═══ SOURCE MATERIAL ═══
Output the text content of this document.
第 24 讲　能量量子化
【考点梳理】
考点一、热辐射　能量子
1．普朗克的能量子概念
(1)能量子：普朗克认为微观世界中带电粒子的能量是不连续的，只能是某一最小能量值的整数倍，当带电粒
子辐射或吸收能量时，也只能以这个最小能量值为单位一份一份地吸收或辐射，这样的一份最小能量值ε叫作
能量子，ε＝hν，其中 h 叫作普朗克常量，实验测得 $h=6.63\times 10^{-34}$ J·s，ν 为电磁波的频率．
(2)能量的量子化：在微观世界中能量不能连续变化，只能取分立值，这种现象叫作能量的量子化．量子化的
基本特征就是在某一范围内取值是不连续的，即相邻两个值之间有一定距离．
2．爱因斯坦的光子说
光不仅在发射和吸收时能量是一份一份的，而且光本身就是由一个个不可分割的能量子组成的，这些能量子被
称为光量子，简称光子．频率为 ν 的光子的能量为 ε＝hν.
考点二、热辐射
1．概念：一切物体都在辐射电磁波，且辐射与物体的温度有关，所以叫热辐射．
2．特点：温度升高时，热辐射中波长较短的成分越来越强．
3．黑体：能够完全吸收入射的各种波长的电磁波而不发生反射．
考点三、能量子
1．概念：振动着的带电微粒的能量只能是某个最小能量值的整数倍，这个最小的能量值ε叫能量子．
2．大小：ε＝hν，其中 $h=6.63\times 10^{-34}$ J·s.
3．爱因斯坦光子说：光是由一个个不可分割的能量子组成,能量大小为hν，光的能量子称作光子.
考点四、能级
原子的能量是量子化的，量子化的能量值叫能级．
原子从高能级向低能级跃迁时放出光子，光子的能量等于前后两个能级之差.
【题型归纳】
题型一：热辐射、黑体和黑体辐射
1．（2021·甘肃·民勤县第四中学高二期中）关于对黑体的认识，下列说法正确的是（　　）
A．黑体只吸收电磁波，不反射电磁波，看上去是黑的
═══
TASK DIRECTIONS — Write out every line of the preceding listing that contains "times".

FULL ANSWER —
能量子，ε＝hν，其中 h 叫作普朗克常量，实验测得 $h=6.63\times 10^{-34}$ J·s，ν 为电磁波的频率．
2．大小：ε＝hν，其中 $h=6.63\times 10^{-34}$ J·s.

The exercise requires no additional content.